• **DATASET EXCERPTS**
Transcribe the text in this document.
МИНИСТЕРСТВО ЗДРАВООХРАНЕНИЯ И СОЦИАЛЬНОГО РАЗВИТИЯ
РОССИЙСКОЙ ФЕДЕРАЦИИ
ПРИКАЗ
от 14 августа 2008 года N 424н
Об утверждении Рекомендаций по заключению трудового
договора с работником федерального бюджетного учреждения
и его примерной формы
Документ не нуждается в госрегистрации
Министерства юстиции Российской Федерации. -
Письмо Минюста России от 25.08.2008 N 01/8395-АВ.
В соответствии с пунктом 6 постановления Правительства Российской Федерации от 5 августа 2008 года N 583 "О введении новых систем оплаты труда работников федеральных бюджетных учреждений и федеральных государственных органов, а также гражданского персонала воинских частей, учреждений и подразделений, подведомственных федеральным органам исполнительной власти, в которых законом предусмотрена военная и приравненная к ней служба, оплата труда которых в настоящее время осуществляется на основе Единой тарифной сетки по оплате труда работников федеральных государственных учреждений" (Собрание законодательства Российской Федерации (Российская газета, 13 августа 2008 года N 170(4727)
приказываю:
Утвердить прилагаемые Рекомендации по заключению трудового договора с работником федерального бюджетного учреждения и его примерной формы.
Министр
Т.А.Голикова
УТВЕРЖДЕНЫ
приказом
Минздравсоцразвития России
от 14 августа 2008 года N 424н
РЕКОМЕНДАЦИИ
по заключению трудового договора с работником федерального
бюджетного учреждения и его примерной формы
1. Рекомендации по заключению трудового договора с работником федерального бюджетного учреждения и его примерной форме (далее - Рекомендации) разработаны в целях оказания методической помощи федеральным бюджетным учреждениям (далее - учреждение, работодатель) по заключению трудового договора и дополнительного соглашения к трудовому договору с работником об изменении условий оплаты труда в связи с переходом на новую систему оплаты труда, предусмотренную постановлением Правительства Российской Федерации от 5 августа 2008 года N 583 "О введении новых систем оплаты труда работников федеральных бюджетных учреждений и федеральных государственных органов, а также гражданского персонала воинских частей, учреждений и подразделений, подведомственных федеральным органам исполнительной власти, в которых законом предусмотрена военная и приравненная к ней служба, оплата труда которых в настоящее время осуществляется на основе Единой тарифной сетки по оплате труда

• **BRIEF**
How many lines of these entries contain "работником"? Answer with the number and nothing else.

• **SOLUTION**
4